MATERIAL PROVIDED:
-- start --

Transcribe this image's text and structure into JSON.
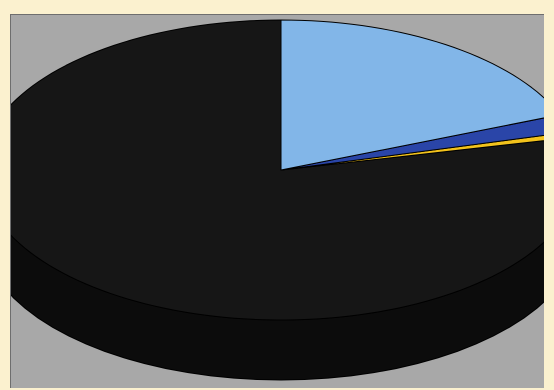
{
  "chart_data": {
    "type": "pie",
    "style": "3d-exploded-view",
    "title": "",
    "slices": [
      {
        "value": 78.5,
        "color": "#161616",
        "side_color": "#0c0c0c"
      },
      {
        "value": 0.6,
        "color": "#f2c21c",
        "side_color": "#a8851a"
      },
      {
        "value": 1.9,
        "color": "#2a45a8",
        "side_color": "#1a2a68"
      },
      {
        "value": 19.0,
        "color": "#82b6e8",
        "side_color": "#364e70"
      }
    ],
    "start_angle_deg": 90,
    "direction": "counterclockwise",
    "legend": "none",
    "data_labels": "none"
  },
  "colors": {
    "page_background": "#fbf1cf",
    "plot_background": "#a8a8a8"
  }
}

-- end --
-- start --

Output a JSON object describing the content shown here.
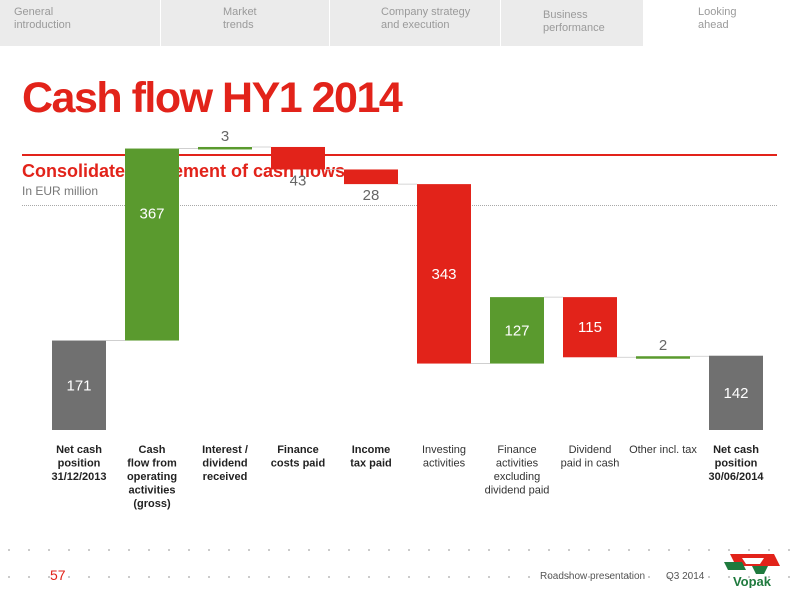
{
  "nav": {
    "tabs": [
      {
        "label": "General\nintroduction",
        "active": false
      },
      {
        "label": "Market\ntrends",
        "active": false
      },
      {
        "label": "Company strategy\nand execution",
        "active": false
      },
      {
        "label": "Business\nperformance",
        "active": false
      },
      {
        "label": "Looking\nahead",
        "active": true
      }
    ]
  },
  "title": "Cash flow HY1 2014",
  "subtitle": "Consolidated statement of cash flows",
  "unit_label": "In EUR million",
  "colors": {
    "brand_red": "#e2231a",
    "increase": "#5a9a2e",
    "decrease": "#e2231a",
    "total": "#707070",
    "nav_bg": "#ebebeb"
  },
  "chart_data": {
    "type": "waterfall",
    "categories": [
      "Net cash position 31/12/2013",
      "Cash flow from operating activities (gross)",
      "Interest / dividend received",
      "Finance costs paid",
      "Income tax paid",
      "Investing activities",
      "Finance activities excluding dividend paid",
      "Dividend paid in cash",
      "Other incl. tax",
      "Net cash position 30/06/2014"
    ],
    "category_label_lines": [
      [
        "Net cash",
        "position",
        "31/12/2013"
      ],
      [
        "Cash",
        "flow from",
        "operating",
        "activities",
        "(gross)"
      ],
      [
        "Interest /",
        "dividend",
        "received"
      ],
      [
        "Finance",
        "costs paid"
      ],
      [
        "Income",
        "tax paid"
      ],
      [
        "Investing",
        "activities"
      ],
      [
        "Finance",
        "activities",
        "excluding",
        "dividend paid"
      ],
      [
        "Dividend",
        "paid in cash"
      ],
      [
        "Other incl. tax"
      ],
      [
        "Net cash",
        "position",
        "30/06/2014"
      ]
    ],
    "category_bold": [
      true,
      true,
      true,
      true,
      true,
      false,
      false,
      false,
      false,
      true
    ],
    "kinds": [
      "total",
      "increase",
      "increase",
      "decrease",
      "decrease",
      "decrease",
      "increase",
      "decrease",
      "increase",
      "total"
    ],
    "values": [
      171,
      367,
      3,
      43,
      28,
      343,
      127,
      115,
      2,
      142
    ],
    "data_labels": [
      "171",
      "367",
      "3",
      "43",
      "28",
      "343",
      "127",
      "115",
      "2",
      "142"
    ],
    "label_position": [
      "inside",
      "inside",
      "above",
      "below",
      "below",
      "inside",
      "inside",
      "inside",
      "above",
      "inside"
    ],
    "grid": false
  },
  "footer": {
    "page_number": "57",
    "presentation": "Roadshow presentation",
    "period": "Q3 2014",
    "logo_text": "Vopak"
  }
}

-- end --

WORK TO COMPLETE: Write down only the number of lines that contain the string "activities" in the listing.

FINAL ANSWER: 6